**EXERCISE PROMPT:**
Your task is to transcribe all the entries exactly, excluding pictures.

(Dataset records)
□ □ □
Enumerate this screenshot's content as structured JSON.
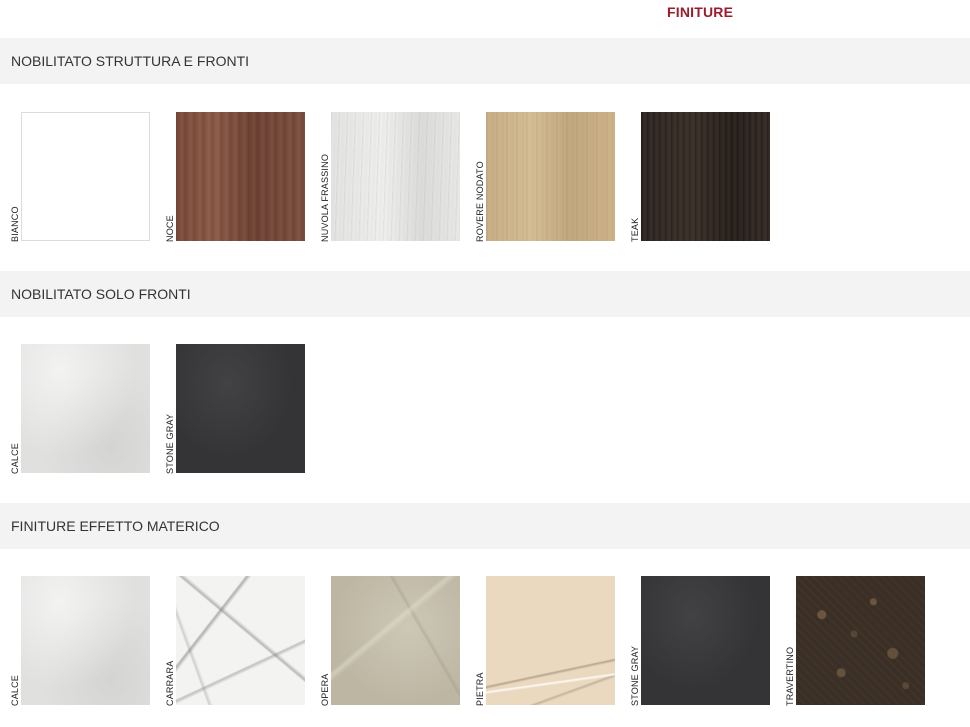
{
  "page_title": "FINITURE",
  "colors": {
    "accent": "#9d1c2b",
    "header_bg": "#f3f3f3",
    "text": "#333333"
  },
  "sections": [
    {
      "title": "NOBILITATO STRUTTURA E FRONTI",
      "swatches": [
        {
          "label": "BIANCO",
          "texture": "bianco"
        },
        {
          "label": "NOCE",
          "texture": "noce"
        },
        {
          "label": "NUVOLA FRASSINO",
          "texture": "nuvola"
        },
        {
          "label": "ROVERE NODATO",
          "texture": "rovere"
        },
        {
          "label": "TEAK",
          "texture": "teak"
        }
      ]
    },
    {
      "title": "NOBILITATO SOLO FRONTI",
      "swatches": [
        {
          "label": "CALCE",
          "texture": "calce"
        },
        {
          "label": "STONE GRAY",
          "texture": "stone"
        }
      ]
    },
    {
      "title": "FINITURE EFFETTO MATERICO",
      "swatches": [
        {
          "label": "CALCE",
          "texture": "calce"
        },
        {
          "label": "CARRARA",
          "texture": "carrara"
        },
        {
          "label": "OPERA",
          "texture": "opera"
        },
        {
          "label": "PIETRA",
          "texture": "pietra"
        },
        {
          "label": "STONE GRAY",
          "texture": "stone"
        },
        {
          "label": "TRAVERTINO",
          "texture": "travertino"
        }
      ]
    }
  ]
}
□ □ □
**SOLUTION TO THE PROBLEM:**
Enumerate this screenshot's content as structured JSON.
{
  "page_title": "FINITURE",
  "colors": {
    "accent": "#9d1c2b",
    "header_bg": "#f3f3f3",
    "text": "#333333"
  },
  "sections": [
    {
      "title": "NOBILITATO STRUTTURA E FRONTI",
      "swatches": [
        {
          "label": "BIANCO",
          "texture": "bianco"
        },
        {
          "label": "NOCE",
          "texture": "noce"
        },
        {
          "label": "NUVOLA FRASSINO",
          "texture": "nuvola"
        },
        {
          "label": "ROVERE NODATO",
          "texture": "rovere"
        },
        {
          "label": "TEAK",
          "texture": "teak"
        }
      ]
    },
    {
      "title": "NOBILITATO SOLO FRONTI",
      "swatches": [
        {
          "label": "CALCE",
          "texture": "calce"
        },
        {
          "label": "STONE GRAY",
          "texture": "stone"
        }
      ]
    },
    {
      "title": "FINITURE EFFETTO MATERICO",
      "swatches": [
        {
          "label": "CALCE",
          "texture": "calce"
        },
        {
          "label": "CARRARA",
          "texture": "carrara"
        },
        {
          "label": "OPERA",
          "texture": "opera"
        },
        {
          "label": "PIETRA",
          "texture": "pietra"
        },
        {
          "label": "STONE GRAY",
          "texture": "stone"
        },
        {
          "label": "TRAVERTINO",
          "texture": "travertino"
        }
      ]
    }
  ]
}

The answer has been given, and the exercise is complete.